What you need to do: Go through the listing and set it down exactly, leaving out its pictures.

START Information shown

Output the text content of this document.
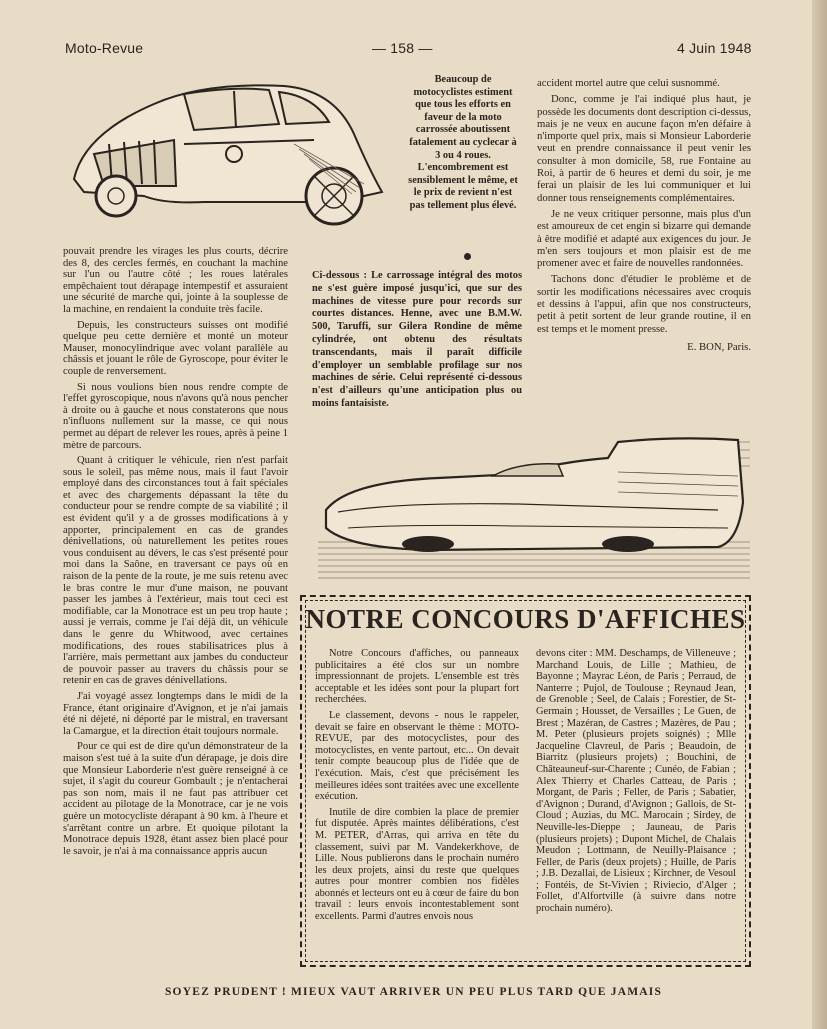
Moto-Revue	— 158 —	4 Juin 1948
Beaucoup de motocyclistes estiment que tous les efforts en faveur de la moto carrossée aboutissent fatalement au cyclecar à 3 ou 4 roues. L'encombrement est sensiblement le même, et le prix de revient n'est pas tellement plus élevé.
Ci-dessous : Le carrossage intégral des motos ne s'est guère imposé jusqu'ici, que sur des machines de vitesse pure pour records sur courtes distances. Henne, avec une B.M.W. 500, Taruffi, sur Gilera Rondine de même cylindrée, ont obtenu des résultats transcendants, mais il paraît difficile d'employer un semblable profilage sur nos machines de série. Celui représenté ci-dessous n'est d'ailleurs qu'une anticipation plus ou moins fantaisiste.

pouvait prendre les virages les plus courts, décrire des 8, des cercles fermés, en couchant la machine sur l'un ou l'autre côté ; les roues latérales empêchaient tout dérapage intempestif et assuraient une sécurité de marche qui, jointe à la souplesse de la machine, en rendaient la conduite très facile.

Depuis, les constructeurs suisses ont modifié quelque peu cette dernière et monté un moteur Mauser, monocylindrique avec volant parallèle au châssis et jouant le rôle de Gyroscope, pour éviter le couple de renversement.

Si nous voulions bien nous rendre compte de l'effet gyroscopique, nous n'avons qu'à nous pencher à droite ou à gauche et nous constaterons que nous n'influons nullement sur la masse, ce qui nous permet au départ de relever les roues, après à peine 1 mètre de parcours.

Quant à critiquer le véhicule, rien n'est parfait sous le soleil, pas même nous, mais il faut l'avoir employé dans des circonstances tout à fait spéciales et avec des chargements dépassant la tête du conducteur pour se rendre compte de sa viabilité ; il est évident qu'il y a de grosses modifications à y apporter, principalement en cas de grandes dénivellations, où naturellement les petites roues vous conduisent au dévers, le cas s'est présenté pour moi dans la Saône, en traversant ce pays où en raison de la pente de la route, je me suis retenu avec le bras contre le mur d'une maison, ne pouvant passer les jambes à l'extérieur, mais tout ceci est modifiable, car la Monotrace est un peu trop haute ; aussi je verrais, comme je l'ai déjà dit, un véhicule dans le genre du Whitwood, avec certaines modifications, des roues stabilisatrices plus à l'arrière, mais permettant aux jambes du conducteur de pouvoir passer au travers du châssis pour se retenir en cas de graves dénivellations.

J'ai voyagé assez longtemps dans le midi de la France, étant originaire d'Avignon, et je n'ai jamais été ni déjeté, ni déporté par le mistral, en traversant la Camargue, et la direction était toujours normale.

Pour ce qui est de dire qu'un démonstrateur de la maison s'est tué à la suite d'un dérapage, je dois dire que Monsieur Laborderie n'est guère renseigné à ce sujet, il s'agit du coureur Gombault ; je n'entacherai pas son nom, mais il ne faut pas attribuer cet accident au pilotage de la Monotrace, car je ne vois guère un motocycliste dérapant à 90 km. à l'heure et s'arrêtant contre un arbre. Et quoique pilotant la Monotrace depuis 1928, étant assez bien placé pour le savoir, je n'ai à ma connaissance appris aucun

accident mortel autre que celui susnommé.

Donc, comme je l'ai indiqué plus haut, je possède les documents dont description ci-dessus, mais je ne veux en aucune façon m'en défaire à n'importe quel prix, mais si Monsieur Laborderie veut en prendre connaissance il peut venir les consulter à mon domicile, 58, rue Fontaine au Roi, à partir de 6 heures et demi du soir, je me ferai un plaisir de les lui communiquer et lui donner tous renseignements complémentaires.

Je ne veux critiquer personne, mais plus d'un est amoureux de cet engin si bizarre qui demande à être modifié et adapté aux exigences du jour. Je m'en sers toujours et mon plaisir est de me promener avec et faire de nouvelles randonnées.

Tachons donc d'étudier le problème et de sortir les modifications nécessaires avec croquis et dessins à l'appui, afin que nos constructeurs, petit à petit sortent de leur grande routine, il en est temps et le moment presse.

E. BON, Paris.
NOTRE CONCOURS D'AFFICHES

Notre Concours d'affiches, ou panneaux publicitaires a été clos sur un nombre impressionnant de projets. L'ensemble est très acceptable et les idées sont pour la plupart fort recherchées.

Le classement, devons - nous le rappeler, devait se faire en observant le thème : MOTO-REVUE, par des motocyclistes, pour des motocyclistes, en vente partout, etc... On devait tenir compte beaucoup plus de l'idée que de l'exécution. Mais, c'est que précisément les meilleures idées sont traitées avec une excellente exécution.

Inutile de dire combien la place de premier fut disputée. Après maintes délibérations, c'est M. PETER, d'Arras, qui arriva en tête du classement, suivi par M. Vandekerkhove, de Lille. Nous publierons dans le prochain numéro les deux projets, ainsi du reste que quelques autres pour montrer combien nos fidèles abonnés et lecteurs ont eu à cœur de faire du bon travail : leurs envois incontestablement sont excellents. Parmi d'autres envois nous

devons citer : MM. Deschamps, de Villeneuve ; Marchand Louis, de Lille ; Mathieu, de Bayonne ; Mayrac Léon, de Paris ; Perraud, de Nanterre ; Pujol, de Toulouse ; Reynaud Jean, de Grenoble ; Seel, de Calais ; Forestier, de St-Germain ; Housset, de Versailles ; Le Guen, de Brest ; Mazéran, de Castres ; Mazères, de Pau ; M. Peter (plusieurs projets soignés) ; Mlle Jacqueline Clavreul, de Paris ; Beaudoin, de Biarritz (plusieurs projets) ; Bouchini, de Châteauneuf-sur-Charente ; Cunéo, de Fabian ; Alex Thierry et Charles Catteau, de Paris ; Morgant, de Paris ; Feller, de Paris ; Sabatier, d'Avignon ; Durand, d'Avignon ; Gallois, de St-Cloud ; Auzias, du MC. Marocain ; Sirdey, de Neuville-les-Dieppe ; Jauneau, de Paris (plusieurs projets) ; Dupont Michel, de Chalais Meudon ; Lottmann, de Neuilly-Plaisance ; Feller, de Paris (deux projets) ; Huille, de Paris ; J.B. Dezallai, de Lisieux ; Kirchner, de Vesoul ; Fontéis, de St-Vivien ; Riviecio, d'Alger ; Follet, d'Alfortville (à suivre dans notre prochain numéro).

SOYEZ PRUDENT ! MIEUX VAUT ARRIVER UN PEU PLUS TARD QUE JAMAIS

END Information shown

Exercise result:
Output the text content of this document.
Moto-Revue	— 158 —	4 Juin 1948
Beaucoup de motocyclistes estiment que tous les efforts en faveur de la moto carrossée aboutissent fatalement au cyclecar à 3 ou 4 roues. L'encombrement est sensiblement le même, et le prix de revient n'est pas tellement plus élevé.
Ci-dessous : Le carrossage intégral des motos ne s'est guère imposé jusqu'ici, que sur des machines de vitesse pure pour records sur courtes distances. Henne, avec une B.M.W. 500, Taruffi, sur Gilera Rondine de même cylindrée, ont obtenu des résultats transcendants, mais il paraît difficile d'employer un semblable profilage sur nos machines de série. Celui représenté ci-dessous n'est d'ailleurs qu'une anticipation plus ou moins fantaisiste.

pouvait prendre les virages les plus courts, décrire des 8, des cercles fermés, en couchant la machine sur l'un ou l'autre côté ; les roues latérales empêchaient tout dérapage intempestif et assuraient une sécurité de marche qui, jointe à la souplesse de la machine, en rendaient la conduite très facile.

Depuis, les constructeurs suisses ont modifié quelque peu cette dernière et monté un moteur Mauser, monocylindrique avec volant parallèle au châssis et jouant le rôle de Gyroscope, pour éviter le couple de renversement.

Si nous voulions bien nous rendre compte de l'effet gyroscopique, nous n'avons qu'à nous pencher à droite ou à gauche et nous constaterons que nous n'influons nullement sur la masse, ce qui nous permet au départ de relever les roues, après à peine 1 mètre de parcours.

Quant à critiquer le véhicule, rien n'est parfait sous le soleil, pas même nous, mais il faut l'avoir employé dans des circonstances tout à fait spéciales et avec des chargements dépassant la tête du conducteur pour se rendre compte de sa viabilité ; il est évident qu'il y a de grosses modifications à y apporter, principalement en cas de grandes dénivellations, où naturellement les petites roues vous conduisent au dévers, le cas s'est présenté pour moi dans la Saône, en traversant ce pays où en raison de la pente de la route, je me suis retenu avec le bras contre le mur d'une maison, ne pouvant passer les jambes à l'extérieur, mais tout ceci est modifiable, car la Monotrace est un peu trop haute ; aussi je verrais, comme je l'ai déjà dit, un véhicule dans le genre du Whitwood, avec certaines modifications, des roues stabilisatrices plus à l'arrière, mais permettant aux jambes du conducteur de pouvoir passer au travers du châssis pour se retenir en cas de graves dénivellations.

J'ai voyagé assez longtemps dans le midi de la France, étant originaire d'Avignon, et je n'ai jamais été ni déjeté, ni déporté par le mistral, en traversant la Camargue, et la direction était toujours normale.

Pour ce qui est de dire qu'un démonstrateur de la maison s'est tué à la suite d'un dérapage, je dois dire que Monsieur Laborderie n'est guère renseigné à ce sujet, il s'agit du coureur Gombault ; je n'entacherai pas son nom, mais il ne faut pas attribuer cet accident au pilotage de la Monotrace, car je ne vois guère un motocycliste dérapant à 90 km. à l'heure et s'arrêtant contre un arbre. Et quoique pilotant la Monotrace depuis 1928, étant assez bien placé pour le savoir, je n'ai à ma connaissance appris aucun

accident mortel autre que celui susnommé.

Donc, comme je l'ai indiqué plus haut, je possède les documents dont description ci-dessus, mais je ne veux en aucune façon m'en défaire à n'importe quel prix, mais si Monsieur Laborderie veut en prendre connaissance il peut venir les consulter à mon domicile, 58, rue Fontaine au Roi, à partir de 6 heures et demi du soir, je me ferai un plaisir de les lui communiquer et lui donner tous renseignements complémentaires.

Je ne veux critiquer personne, mais plus d'un est amoureux de cet engin si bizarre qui demande à être modifié et adapté aux exigences du jour. Je m'en sers toujours et mon plaisir est de me promener avec et faire de nouvelles randonnées.

Tachons donc d'étudier le problème et de sortir les modifications nécessaires avec croquis et dessins à l'appui, afin que nos constructeurs, petit à petit sortent de leur grande routine, il en est temps et le moment presse.

E. BON, Paris.
NOTRE CONCOURS D'AFFICHES

Notre Concours d'affiches, ou panneaux publicitaires a été clos sur un nombre impressionnant de projets. L'ensemble est très acceptable et les idées sont pour la plupart fort recherchées.

Le classement, devons - nous le rappeler, devait se faire en observant le thème : MOTO-REVUE, par des motocyclistes, pour des motocyclistes, en vente partout, etc... On devait tenir compte beaucoup plus de l'idée que de l'exécution. Mais, c'est que précisément les meilleures idées sont traitées avec une excellente exécution.

Inutile de dire combien la place de premier fut disputée. Après maintes délibérations, c'est M. PETER, d'Arras, qui arriva en tête du classement, suivi par M. Vandekerkhove, de Lille. Nous publierons dans le prochain numéro les deux projets, ainsi du reste que quelques autres pour montrer combien nos fidèles abonnés et lecteurs ont eu à cœur de faire du bon travail : leurs envois incontestablement sont excellents. Parmi d'autres envois nous

devons citer : MM. Deschamps, de Villeneuve ; Marchand Louis, de Lille ; Mathieu, de Bayonne ; Mayrac Léon, de Paris ; Perraud, de Nanterre ; Pujol, de Toulouse ; Reynaud Jean, de Grenoble ; Seel, de Calais ; Forestier, de St-Germain ; Housset, de Versailles ; Le Guen, de Brest ; Mazéran, de Castres ; Mazères, de Pau ; M. Peter (plusieurs projets soignés) ; Mlle Jacqueline Clavreul, de Paris ; Beaudoin, de Biarritz (plusieurs projets) ; Bouchini, de Châteauneuf-sur-Charente ; Cunéo, de Fabian ; Alex Thierry et Charles Catteau, de Paris ; Morgant, de Paris ; Feller, de Paris ; Sabatier, d'Avignon ; Durand, d'Avignon ; Gallois, de St-Cloud ; Auzias, du MC. Marocain ; Sirdey, de Neuville-les-Dieppe ; Jauneau, de Paris (plusieurs projets) ; Dupont Michel, de Chalais Meudon ; Lottmann, de Neuilly-Plaisance ; Feller, de Paris (deux projets) ; Huille, de Paris ; J.B. Dezallai, de Lisieux ; Kirchner, de Vesoul ; Fontéis, de St-Vivien ; Riviecio, d'Alger ; Follet, d'Alfortville (à suivre dans notre prochain numéro).

SOYEZ PRUDENT ! MIEUX VAUT ARRIVER UN PEU PLUS TARD QUE JAMAIS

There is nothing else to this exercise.